• _WHAT IS ASKED_
Reproduce each line of the listing exactly.

• _INFORMATION PROVIDED_
━━━━━━━━━━━━━━━━━━━━

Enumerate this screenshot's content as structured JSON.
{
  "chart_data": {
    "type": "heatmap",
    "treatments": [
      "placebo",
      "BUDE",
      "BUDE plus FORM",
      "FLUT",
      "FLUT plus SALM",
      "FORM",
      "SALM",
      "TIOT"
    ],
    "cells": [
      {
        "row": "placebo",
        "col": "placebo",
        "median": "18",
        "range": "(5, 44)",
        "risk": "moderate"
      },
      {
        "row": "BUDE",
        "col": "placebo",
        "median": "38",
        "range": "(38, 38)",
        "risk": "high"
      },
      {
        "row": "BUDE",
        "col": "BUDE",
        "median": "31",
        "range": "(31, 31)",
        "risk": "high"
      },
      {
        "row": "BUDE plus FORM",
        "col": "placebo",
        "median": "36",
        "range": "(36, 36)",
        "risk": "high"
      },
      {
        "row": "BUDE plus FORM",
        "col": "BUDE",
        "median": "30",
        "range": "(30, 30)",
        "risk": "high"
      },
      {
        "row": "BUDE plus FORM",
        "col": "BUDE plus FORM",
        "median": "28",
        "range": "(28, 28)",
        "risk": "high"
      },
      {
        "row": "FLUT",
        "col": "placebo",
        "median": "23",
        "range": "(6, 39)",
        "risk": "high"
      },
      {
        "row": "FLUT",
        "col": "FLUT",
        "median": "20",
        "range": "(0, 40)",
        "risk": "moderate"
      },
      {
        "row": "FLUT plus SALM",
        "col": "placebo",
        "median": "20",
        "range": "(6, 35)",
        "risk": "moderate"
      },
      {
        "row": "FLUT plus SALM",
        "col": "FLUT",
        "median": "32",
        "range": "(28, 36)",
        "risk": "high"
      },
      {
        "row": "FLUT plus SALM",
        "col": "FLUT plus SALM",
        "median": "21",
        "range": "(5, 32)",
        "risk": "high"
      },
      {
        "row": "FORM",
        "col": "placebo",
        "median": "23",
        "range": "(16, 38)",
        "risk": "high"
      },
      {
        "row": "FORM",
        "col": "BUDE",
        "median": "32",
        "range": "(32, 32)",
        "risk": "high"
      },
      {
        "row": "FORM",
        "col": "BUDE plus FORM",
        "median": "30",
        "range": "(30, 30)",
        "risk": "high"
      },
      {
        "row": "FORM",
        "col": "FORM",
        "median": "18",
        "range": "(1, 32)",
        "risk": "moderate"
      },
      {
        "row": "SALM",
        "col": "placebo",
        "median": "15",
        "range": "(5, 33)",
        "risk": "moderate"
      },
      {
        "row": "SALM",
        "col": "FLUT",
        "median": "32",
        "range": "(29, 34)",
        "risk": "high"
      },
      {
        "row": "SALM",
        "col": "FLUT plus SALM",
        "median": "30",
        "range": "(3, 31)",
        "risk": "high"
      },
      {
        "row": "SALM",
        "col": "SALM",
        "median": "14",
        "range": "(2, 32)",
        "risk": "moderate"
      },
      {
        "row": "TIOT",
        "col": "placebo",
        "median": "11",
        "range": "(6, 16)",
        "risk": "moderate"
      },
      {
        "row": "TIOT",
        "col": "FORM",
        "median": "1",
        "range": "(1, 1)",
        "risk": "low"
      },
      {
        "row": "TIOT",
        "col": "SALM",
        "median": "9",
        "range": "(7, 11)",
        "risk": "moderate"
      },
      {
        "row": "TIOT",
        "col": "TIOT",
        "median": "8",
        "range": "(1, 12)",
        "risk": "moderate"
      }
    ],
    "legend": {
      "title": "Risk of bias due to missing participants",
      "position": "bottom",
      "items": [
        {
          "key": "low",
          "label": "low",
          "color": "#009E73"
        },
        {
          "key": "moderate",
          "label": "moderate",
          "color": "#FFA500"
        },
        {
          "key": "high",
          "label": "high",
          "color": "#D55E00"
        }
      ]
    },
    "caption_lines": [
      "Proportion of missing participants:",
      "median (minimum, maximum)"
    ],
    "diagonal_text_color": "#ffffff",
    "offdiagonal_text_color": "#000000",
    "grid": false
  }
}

━━━━━━━━━━━━━━━━━━━━

• _EXERCISE SOLUTION_
Enumerate this screenshot's content as structured JSON.
{
  "chart_data": {
    "type": "heatmap",
    "treatments": [
      "placebo",
      "BUDE",
      "BUDE plus FORM",
      "FLUT",
      "FLUT plus SALM",
      "FORM",
      "SALM",
      "TIOT"
    ],
    "cells": [
      {
        "row": "placebo",
        "col": "placebo",
        "median": "18",
        "range": "(5, 44)",
        "risk": "moderate"
      },
      {
        "row": "BUDE",
        "col": "placebo",
        "median": "38",
        "range": "(38, 38)",
        "risk": "high"
      },
      {
        "row": "BUDE",
        "col": "BUDE",
        "median": "31",
        "range": "(31, 31)",
        "risk": "high"
      },
      {
        "row": "BUDE plus FORM",
        "col": "placebo",
        "median": "36",
        "range": "(36, 36)",
        "risk": "high"
      },
      {
        "row": "BUDE plus FORM",
        "col": "BUDE",
        "median": "30",
        "range": "(30, 30)",
        "risk": "high"
      },
      {
        "row": "BUDE plus FORM",
        "col": "BUDE plus FORM",
        "median": "28",
        "range": "(28, 28)",
        "risk": "high"
      },
      {
        "row": "FLUT",
        "col": "placebo",
        "median": "23",
        "range": "(6, 39)",
        "risk": "high"
      },
      {
        "row": "FLUT",
        "col": "FLUT",
        "median": "20",
        "range": "(0, 40)",
        "risk": "moderate"
      },
      {
        "row": "FLUT plus SALM",
        "col": "placebo",
        "median": "20",
        "range": "(6, 35)",
        "risk": "moderate"
      },
      {
        "row": "FLUT plus SALM",
        "col": "FLUT",
        "median": "32",
        "range": "(28, 36)",
        "risk": "high"
      },
      {
        "row": "FLUT plus SALM",
        "col": "FLUT plus SALM",
        "median": "21",
        "range": "(5, 32)",
        "risk": "high"
      },
      {
        "row": "FORM",
        "col": "placebo",
        "median": "23",
        "range": "(16, 38)",
        "risk": "high"
      },
      {
        "row": "FORM",
        "col": "BUDE",
        "median": "32",
        "range": "(32, 32)",
        "risk": "high"
      },
      {
        "row": "FORM",
        "col": "BUDE plus FORM",
        "median": "30",
        "range": "(30, 30)",
        "risk": "high"
      },
      {
        "row": "FORM",
        "col": "FORM",
        "median": "18",
        "range": "(1, 32)",
        "risk": "moderate"
      },
      {
        "row": "SALM",
        "col": "placebo",
        "median": "15",
        "range": "(5, 33)",
        "risk": "moderate"
      },
      {
        "row": "SALM",
        "col": "FLUT",
        "median": "32",
        "range": "(29, 34)",
        "risk": "high"
      },
      {
        "row": "SALM",
        "col": "FLUT plus SALM",
        "median": "30",
        "range": "(3, 31)",
        "risk": "high"
      },
      {
        "row": "SALM",
        "col": "SALM",
        "median": "14",
        "range": "(2, 32)",
        "risk": "moderate"
      },
      {
        "row": "TIOT",
        "col": "placebo",
        "median": "11",
        "range": "(6, 16)",
        "risk": "moderate"
      },
      {
        "row": "TIOT",
        "col": "FORM",
        "median": "1",
        "range": "(1, 1)",
        "risk": "low"
      },
      {
        "row": "TIOT",
        "col": "SALM",
        "median": "9",
        "range": "(7, 11)",
        "risk": "moderate"
      },
      {
        "row": "TIOT",
        "col": "TIOT",
        "median": "8",
        "range": "(1, 12)",
        "risk": "moderate"
      }
    ],
    "legend": {
      "title": "Risk of bias due to missing participants",
      "position": "bottom",
      "items": [
        {
          "key": "low",
          "label": "low",
          "color": "#009E73"
        },
        {
          "key": "moderate",
          "label": "moderate",
          "color": "#FFA500"
        },
        {
          "key": "high",
          "label": "high",
          "color": "#D55E00"
        }
      ]
    },
    "caption_lines": [
      "Proportion of missing participants:",
      "median (minimum, maximum)"
    ],
    "diagonal_text_color": "#ffffff",
    "offdiagonal_text_color": "#000000",
    "grid": false
  }
}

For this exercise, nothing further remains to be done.